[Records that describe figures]
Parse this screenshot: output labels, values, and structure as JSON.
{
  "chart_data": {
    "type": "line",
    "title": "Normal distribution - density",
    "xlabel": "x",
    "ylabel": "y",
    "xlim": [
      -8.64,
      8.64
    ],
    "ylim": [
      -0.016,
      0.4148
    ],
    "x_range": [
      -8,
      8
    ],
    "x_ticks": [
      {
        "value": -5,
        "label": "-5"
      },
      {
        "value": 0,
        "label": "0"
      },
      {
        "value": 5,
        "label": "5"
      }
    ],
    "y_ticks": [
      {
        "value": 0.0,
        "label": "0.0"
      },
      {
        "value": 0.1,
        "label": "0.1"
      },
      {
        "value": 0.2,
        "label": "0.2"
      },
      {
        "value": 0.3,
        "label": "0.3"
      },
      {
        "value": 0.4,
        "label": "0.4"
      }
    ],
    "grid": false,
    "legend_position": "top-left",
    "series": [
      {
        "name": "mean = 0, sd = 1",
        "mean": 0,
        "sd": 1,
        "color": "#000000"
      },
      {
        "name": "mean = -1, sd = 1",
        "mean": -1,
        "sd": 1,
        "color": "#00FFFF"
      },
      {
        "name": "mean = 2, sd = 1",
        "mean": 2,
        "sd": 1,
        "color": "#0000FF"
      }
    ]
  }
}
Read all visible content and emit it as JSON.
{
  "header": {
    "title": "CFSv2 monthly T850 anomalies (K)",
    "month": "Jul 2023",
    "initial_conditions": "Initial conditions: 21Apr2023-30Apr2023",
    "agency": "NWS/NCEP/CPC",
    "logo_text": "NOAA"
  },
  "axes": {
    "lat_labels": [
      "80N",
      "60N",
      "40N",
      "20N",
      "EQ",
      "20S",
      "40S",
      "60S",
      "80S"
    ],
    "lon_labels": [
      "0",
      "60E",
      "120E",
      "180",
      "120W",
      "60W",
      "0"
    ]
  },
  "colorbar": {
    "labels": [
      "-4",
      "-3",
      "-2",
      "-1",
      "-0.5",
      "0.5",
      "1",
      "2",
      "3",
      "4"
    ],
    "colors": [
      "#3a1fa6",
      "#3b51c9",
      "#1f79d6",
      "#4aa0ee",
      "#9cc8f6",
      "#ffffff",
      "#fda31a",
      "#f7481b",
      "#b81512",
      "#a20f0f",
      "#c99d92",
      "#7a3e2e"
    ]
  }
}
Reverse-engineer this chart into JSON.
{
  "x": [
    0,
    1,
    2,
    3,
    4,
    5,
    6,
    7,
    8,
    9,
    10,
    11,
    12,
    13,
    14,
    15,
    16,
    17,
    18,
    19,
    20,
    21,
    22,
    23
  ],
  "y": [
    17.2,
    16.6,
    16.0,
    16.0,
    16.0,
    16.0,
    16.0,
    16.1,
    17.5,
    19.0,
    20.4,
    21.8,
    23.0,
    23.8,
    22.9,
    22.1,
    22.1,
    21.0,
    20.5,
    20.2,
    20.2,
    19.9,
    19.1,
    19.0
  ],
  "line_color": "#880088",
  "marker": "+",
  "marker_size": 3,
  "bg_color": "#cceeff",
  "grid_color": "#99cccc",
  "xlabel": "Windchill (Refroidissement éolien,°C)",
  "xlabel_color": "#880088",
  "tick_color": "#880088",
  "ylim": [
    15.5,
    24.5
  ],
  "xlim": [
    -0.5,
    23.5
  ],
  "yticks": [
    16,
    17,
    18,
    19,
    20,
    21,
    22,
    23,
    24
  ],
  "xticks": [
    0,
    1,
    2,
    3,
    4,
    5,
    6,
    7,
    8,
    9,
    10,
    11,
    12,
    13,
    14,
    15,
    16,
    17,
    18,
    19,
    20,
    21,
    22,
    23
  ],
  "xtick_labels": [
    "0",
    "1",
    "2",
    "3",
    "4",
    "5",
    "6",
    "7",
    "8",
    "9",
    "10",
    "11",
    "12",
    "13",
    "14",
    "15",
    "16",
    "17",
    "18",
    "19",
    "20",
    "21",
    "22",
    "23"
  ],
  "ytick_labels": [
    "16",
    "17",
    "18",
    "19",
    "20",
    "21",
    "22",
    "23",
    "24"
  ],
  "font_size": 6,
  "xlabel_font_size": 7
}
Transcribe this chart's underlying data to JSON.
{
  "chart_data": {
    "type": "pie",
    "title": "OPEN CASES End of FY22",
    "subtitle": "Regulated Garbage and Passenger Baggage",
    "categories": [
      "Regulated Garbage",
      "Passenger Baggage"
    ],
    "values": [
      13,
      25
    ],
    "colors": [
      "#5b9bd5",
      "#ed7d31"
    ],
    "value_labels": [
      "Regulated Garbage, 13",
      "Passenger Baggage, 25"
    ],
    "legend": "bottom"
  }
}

__Exercise aim__. Note each line of the entries that has "this" in it, and copy those lines.

__Complete response__.
Parse this screenshot: output labels, values, and structure as JSON.
Reverse-engineer this chart into JSON.
Transcribe this chart's underlying data to JSON.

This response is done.